■ **WHAT IS EXPECTED**
Read the entries below and pull out each line with the string "subtitle".

■ **GIVEN INFORMATION**
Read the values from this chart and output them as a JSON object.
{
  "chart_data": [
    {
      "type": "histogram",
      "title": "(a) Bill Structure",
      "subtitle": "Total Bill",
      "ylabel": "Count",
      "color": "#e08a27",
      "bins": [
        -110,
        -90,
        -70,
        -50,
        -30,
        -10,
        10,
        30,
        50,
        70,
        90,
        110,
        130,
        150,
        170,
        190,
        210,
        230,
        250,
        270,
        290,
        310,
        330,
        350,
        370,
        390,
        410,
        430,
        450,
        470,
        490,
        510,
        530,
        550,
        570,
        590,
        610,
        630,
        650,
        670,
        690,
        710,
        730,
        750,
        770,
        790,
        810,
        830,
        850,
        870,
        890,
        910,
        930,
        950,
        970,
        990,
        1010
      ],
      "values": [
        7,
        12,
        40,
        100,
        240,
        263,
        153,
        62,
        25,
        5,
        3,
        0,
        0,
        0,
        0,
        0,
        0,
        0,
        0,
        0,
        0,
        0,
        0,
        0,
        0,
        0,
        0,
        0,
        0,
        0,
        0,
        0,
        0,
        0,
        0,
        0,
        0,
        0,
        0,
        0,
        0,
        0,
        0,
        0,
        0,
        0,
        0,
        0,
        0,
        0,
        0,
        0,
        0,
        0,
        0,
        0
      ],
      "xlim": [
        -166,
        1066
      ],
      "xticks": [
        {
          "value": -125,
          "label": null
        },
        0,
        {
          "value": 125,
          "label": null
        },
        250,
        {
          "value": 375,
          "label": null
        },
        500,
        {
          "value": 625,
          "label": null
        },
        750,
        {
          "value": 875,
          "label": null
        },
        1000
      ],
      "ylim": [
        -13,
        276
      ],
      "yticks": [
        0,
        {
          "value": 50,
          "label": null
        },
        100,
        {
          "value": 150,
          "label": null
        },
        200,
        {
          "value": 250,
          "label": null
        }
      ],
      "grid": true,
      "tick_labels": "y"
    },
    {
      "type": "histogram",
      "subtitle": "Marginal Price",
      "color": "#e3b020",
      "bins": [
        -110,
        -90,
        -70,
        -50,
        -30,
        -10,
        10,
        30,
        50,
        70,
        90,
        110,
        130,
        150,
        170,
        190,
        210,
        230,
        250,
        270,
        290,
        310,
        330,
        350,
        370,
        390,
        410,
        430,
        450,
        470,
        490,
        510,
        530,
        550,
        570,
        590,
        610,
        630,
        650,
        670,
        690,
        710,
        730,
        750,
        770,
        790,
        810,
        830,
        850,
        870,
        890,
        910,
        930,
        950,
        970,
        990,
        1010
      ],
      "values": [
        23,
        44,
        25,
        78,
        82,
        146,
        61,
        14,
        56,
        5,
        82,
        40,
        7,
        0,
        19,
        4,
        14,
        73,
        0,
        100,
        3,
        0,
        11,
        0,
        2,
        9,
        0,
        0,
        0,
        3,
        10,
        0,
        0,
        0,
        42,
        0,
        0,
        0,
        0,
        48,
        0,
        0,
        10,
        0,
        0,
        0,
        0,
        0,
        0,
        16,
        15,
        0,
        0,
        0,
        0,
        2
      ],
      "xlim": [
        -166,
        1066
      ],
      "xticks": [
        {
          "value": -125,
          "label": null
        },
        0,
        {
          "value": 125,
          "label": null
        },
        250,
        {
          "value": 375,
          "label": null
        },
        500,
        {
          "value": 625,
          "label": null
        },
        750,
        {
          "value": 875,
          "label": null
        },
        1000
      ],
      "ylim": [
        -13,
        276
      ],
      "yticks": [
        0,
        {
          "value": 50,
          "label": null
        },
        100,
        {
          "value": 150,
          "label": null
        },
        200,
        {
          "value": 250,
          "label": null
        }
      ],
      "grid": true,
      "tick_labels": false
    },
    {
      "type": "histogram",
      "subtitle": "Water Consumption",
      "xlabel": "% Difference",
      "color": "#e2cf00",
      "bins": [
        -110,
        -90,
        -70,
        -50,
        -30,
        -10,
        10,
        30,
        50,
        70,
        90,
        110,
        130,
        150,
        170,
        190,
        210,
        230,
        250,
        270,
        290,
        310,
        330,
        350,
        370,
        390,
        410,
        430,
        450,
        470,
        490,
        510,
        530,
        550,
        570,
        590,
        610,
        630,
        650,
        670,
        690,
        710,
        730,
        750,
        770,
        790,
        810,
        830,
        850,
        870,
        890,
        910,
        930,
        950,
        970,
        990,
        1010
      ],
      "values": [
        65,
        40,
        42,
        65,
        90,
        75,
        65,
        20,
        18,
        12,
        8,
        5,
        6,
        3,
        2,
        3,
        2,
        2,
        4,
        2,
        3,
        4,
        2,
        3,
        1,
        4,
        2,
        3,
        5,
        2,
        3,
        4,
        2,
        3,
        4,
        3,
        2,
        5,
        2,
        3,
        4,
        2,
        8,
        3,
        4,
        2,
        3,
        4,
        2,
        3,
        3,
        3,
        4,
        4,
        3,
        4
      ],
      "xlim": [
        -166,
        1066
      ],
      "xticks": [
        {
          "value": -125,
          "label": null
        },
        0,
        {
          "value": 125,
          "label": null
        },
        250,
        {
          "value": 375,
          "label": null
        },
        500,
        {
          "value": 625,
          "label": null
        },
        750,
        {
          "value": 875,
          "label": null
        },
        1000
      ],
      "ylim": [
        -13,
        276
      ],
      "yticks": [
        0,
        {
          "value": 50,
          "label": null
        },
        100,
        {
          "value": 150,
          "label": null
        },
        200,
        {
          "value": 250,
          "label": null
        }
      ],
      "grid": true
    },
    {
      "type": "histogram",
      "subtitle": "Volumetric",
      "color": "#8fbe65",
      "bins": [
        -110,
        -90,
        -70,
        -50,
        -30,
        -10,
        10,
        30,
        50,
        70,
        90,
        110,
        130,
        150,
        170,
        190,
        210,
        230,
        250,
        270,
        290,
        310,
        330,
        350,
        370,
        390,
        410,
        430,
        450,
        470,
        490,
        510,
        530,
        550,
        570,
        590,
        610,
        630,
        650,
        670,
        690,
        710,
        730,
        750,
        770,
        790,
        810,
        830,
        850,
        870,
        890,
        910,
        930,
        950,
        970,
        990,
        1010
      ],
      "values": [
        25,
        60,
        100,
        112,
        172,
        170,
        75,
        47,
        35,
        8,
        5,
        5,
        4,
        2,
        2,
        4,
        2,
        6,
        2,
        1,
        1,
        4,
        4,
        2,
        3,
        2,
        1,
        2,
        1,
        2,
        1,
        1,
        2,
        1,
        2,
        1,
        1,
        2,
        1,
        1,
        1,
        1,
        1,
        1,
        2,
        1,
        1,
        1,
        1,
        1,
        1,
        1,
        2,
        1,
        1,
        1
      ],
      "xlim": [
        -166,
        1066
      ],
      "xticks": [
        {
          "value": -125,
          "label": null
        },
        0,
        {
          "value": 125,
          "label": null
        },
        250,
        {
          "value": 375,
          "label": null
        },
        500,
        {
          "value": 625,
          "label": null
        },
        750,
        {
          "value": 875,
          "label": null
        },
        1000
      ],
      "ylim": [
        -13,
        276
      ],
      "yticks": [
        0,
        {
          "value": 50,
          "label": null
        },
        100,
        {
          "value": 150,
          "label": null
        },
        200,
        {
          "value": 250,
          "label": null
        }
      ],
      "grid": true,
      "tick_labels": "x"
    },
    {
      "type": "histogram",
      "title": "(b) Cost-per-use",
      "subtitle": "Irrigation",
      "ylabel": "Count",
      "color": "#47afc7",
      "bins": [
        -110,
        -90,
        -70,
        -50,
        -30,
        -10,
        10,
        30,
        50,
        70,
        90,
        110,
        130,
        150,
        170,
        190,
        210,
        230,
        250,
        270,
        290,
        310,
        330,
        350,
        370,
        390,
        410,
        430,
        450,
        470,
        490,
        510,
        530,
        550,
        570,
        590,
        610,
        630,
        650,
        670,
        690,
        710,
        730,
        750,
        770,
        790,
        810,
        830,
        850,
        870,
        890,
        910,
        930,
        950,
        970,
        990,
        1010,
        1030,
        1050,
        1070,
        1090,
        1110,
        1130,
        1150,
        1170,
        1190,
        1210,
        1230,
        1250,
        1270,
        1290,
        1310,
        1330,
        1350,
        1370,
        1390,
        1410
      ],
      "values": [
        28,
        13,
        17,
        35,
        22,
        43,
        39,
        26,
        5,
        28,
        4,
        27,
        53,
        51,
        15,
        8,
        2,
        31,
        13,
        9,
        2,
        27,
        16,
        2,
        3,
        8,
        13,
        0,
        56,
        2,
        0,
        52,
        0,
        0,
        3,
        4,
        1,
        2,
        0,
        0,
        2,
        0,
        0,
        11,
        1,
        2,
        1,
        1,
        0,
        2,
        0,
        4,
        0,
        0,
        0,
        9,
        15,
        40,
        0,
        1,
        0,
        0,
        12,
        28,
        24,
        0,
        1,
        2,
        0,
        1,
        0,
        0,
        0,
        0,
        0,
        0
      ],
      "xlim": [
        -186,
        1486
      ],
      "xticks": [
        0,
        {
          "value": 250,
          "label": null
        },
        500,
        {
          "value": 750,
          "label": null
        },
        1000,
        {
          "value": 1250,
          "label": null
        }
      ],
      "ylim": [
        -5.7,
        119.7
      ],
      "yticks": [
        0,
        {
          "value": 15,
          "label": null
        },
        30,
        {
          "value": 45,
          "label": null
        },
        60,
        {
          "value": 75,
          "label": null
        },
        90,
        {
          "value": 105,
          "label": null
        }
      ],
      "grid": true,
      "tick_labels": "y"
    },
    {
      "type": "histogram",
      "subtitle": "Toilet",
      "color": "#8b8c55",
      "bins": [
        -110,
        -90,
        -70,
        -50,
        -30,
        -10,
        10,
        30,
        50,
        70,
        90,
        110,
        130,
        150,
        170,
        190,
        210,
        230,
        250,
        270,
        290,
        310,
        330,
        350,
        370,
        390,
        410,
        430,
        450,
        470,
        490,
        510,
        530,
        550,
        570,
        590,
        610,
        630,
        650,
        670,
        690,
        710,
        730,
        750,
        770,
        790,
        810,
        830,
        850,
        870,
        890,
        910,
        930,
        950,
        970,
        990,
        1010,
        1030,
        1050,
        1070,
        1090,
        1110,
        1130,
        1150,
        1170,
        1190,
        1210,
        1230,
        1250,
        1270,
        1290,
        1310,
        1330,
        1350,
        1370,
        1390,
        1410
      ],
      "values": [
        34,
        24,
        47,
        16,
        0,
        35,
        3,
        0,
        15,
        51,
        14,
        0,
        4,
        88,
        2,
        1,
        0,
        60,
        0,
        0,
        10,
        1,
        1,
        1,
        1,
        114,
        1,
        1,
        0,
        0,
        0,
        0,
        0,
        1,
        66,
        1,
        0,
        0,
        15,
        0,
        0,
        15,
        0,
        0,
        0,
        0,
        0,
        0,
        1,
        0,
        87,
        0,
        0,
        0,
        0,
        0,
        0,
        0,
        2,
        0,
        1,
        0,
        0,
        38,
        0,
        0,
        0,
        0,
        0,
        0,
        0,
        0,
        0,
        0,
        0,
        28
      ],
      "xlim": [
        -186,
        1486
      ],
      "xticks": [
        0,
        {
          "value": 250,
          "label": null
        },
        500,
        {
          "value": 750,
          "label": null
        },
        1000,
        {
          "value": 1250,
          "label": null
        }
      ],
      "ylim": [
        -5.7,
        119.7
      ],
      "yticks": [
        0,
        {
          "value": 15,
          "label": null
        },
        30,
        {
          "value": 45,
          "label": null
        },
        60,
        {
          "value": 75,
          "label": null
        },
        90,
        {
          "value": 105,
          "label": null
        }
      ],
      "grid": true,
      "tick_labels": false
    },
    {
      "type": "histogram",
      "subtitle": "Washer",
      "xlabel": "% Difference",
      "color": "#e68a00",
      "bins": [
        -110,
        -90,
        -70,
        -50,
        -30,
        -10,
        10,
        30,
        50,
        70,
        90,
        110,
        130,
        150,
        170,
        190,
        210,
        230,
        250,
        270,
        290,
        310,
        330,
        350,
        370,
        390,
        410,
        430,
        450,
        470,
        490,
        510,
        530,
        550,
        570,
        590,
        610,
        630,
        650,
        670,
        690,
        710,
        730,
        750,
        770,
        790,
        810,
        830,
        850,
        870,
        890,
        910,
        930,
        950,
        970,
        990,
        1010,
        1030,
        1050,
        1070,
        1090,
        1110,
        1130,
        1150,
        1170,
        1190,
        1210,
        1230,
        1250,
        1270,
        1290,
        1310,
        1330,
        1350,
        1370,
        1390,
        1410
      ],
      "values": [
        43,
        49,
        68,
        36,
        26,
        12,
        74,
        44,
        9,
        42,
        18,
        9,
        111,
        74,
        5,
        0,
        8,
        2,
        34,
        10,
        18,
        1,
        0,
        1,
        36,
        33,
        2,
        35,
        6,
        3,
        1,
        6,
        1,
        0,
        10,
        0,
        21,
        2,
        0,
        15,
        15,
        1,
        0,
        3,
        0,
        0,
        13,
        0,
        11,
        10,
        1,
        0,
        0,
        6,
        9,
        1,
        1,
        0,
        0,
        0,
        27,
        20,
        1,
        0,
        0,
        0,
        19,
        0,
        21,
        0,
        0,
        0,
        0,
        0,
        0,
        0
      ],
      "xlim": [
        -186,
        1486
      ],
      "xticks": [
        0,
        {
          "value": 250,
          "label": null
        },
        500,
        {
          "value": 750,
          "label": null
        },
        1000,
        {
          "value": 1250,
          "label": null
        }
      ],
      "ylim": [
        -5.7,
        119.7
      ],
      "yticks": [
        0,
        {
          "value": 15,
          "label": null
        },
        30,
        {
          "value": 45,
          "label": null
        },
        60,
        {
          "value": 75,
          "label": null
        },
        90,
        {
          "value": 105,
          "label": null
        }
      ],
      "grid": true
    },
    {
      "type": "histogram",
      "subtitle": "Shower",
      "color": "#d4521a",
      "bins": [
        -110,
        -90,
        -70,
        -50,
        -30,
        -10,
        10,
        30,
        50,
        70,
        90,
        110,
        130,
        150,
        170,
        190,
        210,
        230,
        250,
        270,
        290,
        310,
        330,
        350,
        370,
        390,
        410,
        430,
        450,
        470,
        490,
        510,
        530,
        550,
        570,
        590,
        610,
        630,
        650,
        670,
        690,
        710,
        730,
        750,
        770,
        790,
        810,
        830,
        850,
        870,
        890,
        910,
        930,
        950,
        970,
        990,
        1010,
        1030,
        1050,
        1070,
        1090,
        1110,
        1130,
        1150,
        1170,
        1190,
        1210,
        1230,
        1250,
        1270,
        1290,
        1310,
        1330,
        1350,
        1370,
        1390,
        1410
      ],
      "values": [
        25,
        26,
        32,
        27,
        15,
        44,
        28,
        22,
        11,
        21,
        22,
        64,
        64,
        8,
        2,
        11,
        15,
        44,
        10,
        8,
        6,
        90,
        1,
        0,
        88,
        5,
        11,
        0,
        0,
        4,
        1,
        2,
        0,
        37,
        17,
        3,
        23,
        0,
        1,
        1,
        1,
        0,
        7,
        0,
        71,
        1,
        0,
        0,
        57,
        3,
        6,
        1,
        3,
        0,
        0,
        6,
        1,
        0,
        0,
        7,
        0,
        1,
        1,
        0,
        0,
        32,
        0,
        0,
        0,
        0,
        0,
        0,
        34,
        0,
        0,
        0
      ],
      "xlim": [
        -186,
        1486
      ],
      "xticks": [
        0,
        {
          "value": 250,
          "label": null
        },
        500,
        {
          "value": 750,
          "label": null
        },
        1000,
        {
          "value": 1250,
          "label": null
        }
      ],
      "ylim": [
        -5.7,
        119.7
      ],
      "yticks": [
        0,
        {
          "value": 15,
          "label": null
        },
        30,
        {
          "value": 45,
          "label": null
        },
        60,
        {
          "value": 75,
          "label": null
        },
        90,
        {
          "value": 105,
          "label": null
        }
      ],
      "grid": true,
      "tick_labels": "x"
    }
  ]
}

■ **EXPECTED ANSWER**
      "subtitle": "Total Bill",
      "subtitle": "Marginal Price",
      "subtitle": "Water Consumption",
      "subtitle": "Volumetric",
      "subtitle": "Irrigation",
      "subtitle": "Toilet",
      "subtitle": "Washer",
      "subtitle": "Shower",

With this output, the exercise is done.